▶ _AIM OF THE TASK_
Write out each line beneath this one exactly as it reads.

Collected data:
────────────────────────────────────────
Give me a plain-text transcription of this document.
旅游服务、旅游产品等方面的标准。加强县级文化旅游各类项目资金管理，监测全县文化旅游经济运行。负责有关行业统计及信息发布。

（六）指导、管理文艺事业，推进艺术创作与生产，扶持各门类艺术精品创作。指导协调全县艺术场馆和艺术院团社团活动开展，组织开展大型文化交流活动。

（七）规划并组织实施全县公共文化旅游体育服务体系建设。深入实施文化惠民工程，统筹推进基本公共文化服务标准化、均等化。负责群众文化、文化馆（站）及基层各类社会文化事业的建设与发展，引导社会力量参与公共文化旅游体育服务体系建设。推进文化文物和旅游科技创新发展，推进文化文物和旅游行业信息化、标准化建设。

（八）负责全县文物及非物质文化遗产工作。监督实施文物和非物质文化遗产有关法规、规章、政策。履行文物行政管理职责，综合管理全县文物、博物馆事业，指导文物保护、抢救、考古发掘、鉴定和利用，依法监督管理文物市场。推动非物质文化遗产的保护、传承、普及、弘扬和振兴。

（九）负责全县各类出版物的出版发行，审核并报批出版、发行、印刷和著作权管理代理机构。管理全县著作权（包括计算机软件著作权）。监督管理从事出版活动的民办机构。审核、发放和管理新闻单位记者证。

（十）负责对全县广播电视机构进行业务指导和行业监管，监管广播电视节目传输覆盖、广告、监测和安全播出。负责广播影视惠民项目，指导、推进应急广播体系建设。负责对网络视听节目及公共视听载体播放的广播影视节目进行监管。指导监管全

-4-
────────────────────────────────────────
▶ _COMPLETED EXERCISE_
Give me a plain-text transcription of this document.
旅游服务、旅游产品等方面的标准。加强县级文化旅游各类项目资金管理，监测全县文化旅游经济运行。负责有关行业统计及信息发布。

（六）指导、管理文艺事业，推进艺术创作与生产，扶持各门类艺术精品创作。指导协调全县艺术场馆和艺术院团社团活动开展，组织开展大型文化交流活动。

（七）规划并组织实施全县公共文化旅游体育服务体系建设。深入实施文化惠民工程，统筹推进基本公共文化服务标准化、均等化。负责群众文化、文化馆（站）及基层各类社会文化事业的建设与发展，引导社会力量参与公共文化旅游体育服务体系建设。推进文化文物和旅游科技创新发展，推进文化文物和旅游行业信息化、标准化建设。

（八）负责全县文物及非物质文化遗产工作。监督实施文物和非物质文化遗产有关法规、规章、政策。履行文物行政管理职责，综合管理全县文物、博物馆事业，指导文物保护、抢救、考古发掘、鉴定和利用，依法监督管理文物市场。推动非物质文化遗产的保护、传承、普及、弘扬和振兴。

（九）负责全县各类出版物的出版发行，审核并报批出版、发行、印刷和著作权管理代理机构。管理全县著作权（包括计算机软件著作权）。监督管理从事出版活动的民办机构。审核、发放和管理新闻单位记者证。

（十）负责对全县广播电视机构进行业务指导和行业监管，监管广播电视节目传输覆盖、广告、监测和安全播出。负责广播影视惠民项目，指导、推进应急广播体系建设。负责对网络视听节目及公共视听载体播放的广播影视节目进行监管。指导监管全

-4-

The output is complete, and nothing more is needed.